- WHAT IS NEEDED -
Repeat the listing that follows, character for character, minus the pictures.

- INFORMATION SHOWN -
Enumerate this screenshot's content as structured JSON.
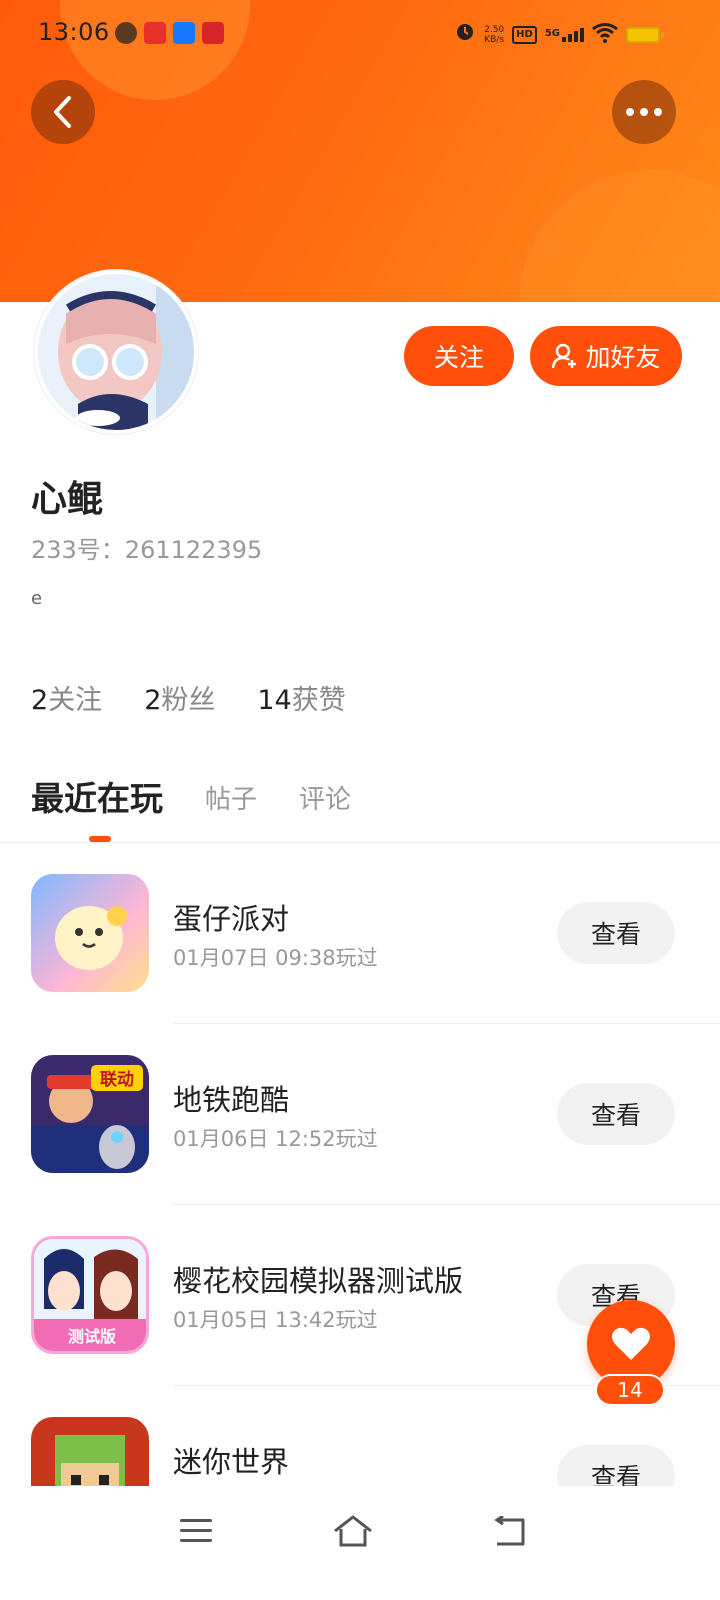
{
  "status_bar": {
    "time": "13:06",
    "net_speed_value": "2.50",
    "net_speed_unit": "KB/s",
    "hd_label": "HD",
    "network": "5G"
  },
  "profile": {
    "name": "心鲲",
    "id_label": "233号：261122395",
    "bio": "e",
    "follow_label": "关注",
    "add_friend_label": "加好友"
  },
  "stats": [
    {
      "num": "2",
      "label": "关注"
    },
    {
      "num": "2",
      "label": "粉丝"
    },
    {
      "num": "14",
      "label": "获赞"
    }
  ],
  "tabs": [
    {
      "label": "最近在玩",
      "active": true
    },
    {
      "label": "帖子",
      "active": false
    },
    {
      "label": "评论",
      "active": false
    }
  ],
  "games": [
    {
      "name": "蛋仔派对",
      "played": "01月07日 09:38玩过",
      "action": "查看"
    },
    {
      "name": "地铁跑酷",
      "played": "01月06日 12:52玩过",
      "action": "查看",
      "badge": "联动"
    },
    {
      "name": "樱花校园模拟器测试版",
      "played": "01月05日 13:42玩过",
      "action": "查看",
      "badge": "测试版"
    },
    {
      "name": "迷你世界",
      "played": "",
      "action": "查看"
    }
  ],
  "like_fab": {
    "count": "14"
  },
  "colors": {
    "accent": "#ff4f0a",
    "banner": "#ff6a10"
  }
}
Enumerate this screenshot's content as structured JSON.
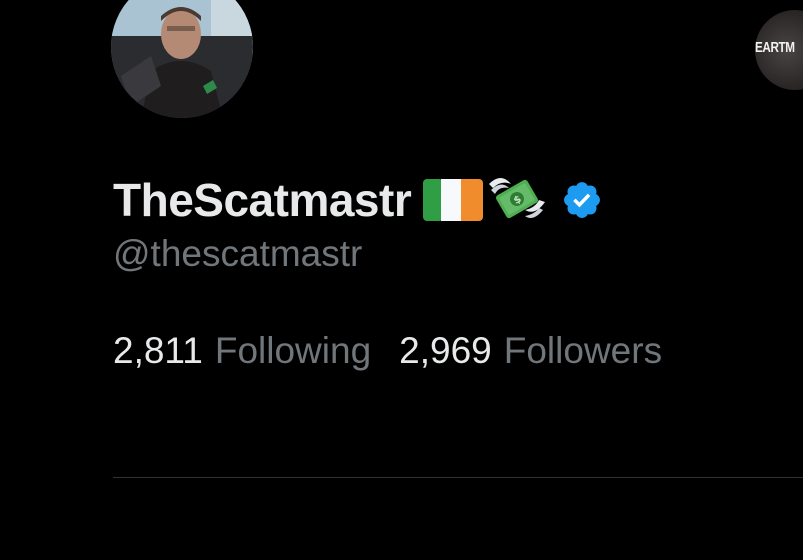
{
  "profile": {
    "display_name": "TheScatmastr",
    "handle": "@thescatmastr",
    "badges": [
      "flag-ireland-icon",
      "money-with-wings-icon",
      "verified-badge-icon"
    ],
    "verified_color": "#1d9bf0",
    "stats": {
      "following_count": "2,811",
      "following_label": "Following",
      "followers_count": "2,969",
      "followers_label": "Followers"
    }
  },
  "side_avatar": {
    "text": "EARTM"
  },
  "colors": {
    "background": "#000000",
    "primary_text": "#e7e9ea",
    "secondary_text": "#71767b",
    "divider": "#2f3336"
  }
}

- RESULT OF THE EXERCISE -
Enumerate this screenshot's content as structured JSON.
{
  "status_bar": {
    "time": "13:06",
    "net_speed_value": "2.50",
    "net_speed_unit": "KB/s",
    "hd_label": "HD",
    "network": "5G"
  },
  "profile": {
    "name": "心鲲",
    "id_label": "233号：261122395",
    "bio": "e",
    "follow_label": "关注",
    "add_friend_label": "加好友"
  },
  "stats": [
    {
      "num": "2",
      "label": "关注"
    },
    {
      "num": "2",
      "label": "粉丝"
    },
    {
      "num": "14",
      "label": "获赞"
    }
  ],
  "tabs": [
    {
      "label": "最近在玩",
      "active": true
    },
    {
      "label": "帖子",
      "active": false
    },
    {
      "label": "评论",
      "active": false
    }
  ],
  "games": [
    {
      "name": "蛋仔派对",
      "played": "01月07日 09:38玩过",
      "action": "查看"
    },
    {
      "name": "地铁跑酷",
      "played": "01月06日 12:52玩过",
      "action": "查看",
      "badge": "联动"
    },
    {
      "name": "樱花校园模拟器测试版",
      "played": "01月05日 13:42玩过",
      "action": "查看",
      "badge": "测试版"
    },
    {
      "name": "迷你世界",
      "played": "",
      "action": "查看"
    }
  ],
  "like_fab": {
    "count": "14"
  },
  "colors": {
    "accent": "#ff4f0a",
    "banner": "#ff6a10"
  }
}
Enumerate this screenshot's content as structured JSON.
{
  "profile": {
    "display_name": "TheScatmastr",
    "handle": "@thescatmastr",
    "badges": [
      "flag-ireland-icon",
      "money-with-wings-icon",
      "verified-badge-icon"
    ],
    "verified_color": "#1d9bf0",
    "stats": {
      "following_count": "2,811",
      "following_label": "Following",
      "followers_count": "2,969",
      "followers_label": "Followers"
    }
  },
  "side_avatar": {
    "text": "EARTM"
  },
  "colors": {
    "background": "#000000",
    "primary_text": "#e7e9ea",
    "secondary_text": "#71767b",
    "divider": "#2f3336"
  }
}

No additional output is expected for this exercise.